• _DIRECTIONS_:
The entries below are to be transcribed in full, without their images.

:::

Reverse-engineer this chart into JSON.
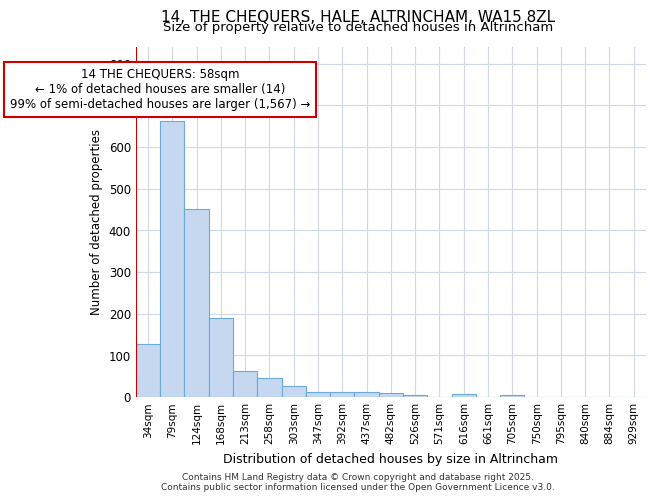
{
  "title_line1": "14, THE CHEQUERS, HALE, ALTRINCHAM, WA15 8ZL",
  "title_line2": "Size of property relative to detached houses in Altrincham",
  "xlabel": "Distribution of detached houses by size in Altrincham",
  "ylabel": "Number of detached properties",
  "footer_line1": "Contains HM Land Registry data © Crown copyright and database right 2025.",
  "footer_line2": "Contains public sector information licensed under the Open Government Licence v3.0.",
  "annotation_line1": "14 THE CHEQUERS: 58sqm",
  "annotation_line2": "← 1% of detached houses are smaller (14)",
  "annotation_line3": "99% of semi-detached houses are larger (1,567) →",
  "bar_color": "#c5d8f0",
  "bar_edge_color": "#6aaad4",
  "categories": [
    "34sqm",
    "79sqm",
    "124sqm",
    "168sqm",
    "213sqm",
    "258sqm",
    "303sqm",
    "347sqm",
    "392sqm",
    "437sqm",
    "482sqm",
    "526sqm",
    "571sqm",
    "616sqm",
    "661sqm",
    "705sqm",
    "750sqm",
    "795sqm",
    "840sqm",
    "884sqm",
    "929sqm"
  ],
  "values": [
    128,
    662,
    452,
    190,
    62,
    45,
    27,
    13,
    13,
    11,
    10,
    5,
    0,
    7,
    0,
    6,
    0,
    0,
    0,
    0,
    0
  ],
  "ylim": [
    0,
    840
  ],
  "yticks": [
    0,
    100,
    200,
    300,
    400,
    500,
    600,
    700,
    800
  ],
  "background_color": "#ffffff",
  "plot_bg_color": "#ffffff",
  "grid_color": "#d0d8e8",
  "annotation_box_bg": "#ffffff",
  "annotation_box_edge": "#cc0000",
  "red_line_color": "#cc0000",
  "red_line_x": -0.5
}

:::

• _EXERCISE RESULT_:
Reverse-engineer this chart into JSON.
{
  "title_line1": "14, THE CHEQUERS, HALE, ALTRINCHAM, WA15 8ZL",
  "title_line2": "Size of property relative to detached houses in Altrincham",
  "xlabel": "Distribution of detached houses by size in Altrincham",
  "ylabel": "Number of detached properties",
  "footer_line1": "Contains HM Land Registry data © Crown copyright and database right 2025.",
  "footer_line2": "Contains public sector information licensed under the Open Government Licence v3.0.",
  "annotation_line1": "14 THE CHEQUERS: 58sqm",
  "annotation_line2": "← 1% of detached houses are smaller (14)",
  "annotation_line3": "99% of semi-detached houses are larger (1,567) →",
  "bar_color": "#c5d8f0",
  "bar_edge_color": "#6aaad4",
  "categories": [
    "34sqm",
    "79sqm",
    "124sqm",
    "168sqm",
    "213sqm",
    "258sqm",
    "303sqm",
    "347sqm",
    "392sqm",
    "437sqm",
    "482sqm",
    "526sqm",
    "571sqm",
    "616sqm",
    "661sqm",
    "705sqm",
    "750sqm",
    "795sqm",
    "840sqm",
    "884sqm",
    "929sqm"
  ],
  "values": [
    128,
    662,
    452,
    190,
    62,
    45,
    27,
    13,
    13,
    11,
    10,
    5,
    0,
    7,
    0,
    6,
    0,
    0,
    0,
    0,
    0
  ],
  "ylim": [
    0,
    840
  ],
  "yticks": [
    0,
    100,
    200,
    300,
    400,
    500,
    600,
    700,
    800
  ],
  "background_color": "#ffffff",
  "plot_bg_color": "#ffffff",
  "grid_color": "#d0d8e8",
  "annotation_box_bg": "#ffffff",
  "annotation_box_edge": "#cc0000",
  "red_line_color": "#cc0000",
  "red_line_x": -0.5
}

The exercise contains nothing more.